= TASK TO COMPLETE =
Print the listing below exactly.

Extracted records
════════

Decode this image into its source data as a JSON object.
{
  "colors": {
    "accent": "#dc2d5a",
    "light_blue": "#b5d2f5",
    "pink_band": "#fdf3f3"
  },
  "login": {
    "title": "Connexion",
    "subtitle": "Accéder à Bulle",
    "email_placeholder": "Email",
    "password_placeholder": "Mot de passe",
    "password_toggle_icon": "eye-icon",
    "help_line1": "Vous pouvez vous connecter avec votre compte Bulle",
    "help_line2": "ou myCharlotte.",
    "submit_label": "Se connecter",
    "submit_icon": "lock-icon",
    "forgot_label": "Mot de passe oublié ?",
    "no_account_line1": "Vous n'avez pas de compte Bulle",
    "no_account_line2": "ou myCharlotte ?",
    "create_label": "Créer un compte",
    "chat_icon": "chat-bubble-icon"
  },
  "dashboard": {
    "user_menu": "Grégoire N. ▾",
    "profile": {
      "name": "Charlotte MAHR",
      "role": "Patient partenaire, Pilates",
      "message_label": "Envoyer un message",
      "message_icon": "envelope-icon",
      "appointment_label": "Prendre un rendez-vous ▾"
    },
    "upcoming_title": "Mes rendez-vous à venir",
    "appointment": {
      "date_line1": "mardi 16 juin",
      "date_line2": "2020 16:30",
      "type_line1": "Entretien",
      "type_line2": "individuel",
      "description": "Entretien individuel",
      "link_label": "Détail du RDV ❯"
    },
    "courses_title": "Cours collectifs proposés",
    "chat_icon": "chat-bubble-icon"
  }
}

════════

= REPLY TO THE EXERCISE =
Decode this image into its source data as a JSON object.
{
  "colors": {
    "accent": "#dc2d5a",
    "light_blue": "#b5d2f5",
    "pink_band": "#fdf3f3"
  },
  "login": {
    "title": "Connexion",
    "subtitle": "Accéder à Bulle",
    "email_placeholder": "Email",
    "password_placeholder": "Mot de passe",
    "password_toggle_icon": "eye-icon",
    "help_line1": "Vous pouvez vous connecter avec votre compte Bulle",
    "help_line2": "ou myCharlotte.",
    "submit_label": "Se connecter",
    "submit_icon": "lock-icon",
    "forgot_label": "Mot de passe oublié ?",
    "no_account_line1": "Vous n'avez pas de compte Bulle",
    "no_account_line2": "ou myCharlotte ?",
    "create_label": "Créer un compte",
    "chat_icon": "chat-bubble-icon"
  },
  "dashboard": {
    "user_menu": "Grégoire N. ▾",
    "profile": {
      "name": "Charlotte MAHR",
      "role": "Patient partenaire, Pilates",
      "message_label": "Envoyer un message",
      "message_icon": "envelope-icon",
      "appointment_label": "Prendre un rendez-vous ▾"
    },
    "upcoming_title": "Mes rendez-vous à venir",
    "appointment": {
      "date_line1": "mardi 16 juin",
      "date_line2": "2020 16:30",
      "type_line1": "Entretien",
      "type_line2": "individuel",
      "description": "Entretien individuel",
      "link_label": "Détail du RDV ❯"
    },
    "courses_title": "Cours collectifs proposés",
    "chat_icon": "chat-bubble-icon"
  }
}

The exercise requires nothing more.